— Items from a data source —
#####

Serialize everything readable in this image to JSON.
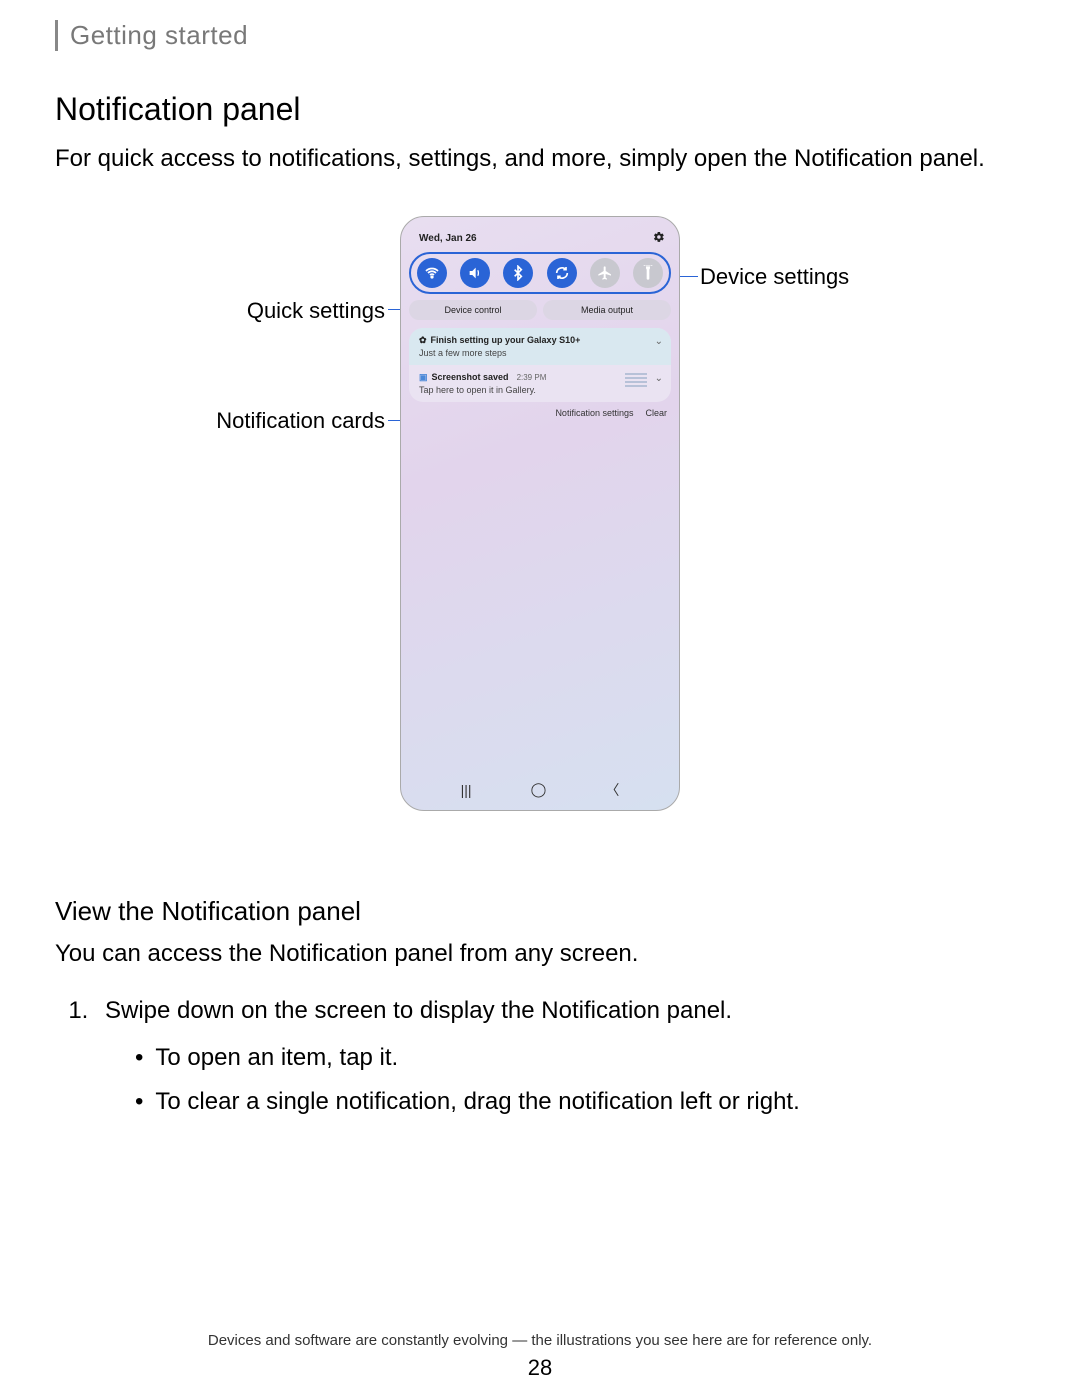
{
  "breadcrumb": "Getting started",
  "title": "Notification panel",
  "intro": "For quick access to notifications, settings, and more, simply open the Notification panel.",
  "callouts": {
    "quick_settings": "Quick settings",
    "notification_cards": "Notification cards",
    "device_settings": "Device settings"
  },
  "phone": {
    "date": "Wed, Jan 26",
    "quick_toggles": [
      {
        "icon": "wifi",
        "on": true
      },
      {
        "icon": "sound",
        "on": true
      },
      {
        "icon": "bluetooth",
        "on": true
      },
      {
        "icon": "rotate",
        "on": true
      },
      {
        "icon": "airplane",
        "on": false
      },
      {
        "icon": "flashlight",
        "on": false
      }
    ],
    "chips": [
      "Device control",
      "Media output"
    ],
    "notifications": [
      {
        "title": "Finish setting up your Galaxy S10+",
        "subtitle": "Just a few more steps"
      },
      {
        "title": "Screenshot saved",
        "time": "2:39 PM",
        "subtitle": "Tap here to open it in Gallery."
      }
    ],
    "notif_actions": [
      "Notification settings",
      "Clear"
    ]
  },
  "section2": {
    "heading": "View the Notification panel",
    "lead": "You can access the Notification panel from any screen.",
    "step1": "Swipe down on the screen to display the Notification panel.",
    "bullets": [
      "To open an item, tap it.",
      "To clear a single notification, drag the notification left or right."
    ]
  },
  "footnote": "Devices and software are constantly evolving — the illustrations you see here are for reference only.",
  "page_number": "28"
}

#####

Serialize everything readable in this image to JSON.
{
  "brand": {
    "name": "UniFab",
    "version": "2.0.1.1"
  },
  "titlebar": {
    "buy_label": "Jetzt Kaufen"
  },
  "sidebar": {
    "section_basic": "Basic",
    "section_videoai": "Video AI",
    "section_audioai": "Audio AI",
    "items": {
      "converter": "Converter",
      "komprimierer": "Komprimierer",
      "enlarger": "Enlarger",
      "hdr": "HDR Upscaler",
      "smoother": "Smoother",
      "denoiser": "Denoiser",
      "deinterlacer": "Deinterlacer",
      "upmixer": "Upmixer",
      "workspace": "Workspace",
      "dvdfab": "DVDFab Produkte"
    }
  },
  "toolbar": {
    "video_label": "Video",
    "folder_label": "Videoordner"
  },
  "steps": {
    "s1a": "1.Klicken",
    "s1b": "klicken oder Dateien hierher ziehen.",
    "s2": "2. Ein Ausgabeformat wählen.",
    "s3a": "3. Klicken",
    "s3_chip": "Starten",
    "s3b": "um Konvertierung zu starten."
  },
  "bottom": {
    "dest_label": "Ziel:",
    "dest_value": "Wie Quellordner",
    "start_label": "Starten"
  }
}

#####

— Set task —
Using the listing above, show every line that includes the string "here".

— Exercise output —
        "subtitle": "Tap here to open it in Gallery."
  "footnote": "Devices and software are constantly evolving — the illustrations you see here are for reference only.",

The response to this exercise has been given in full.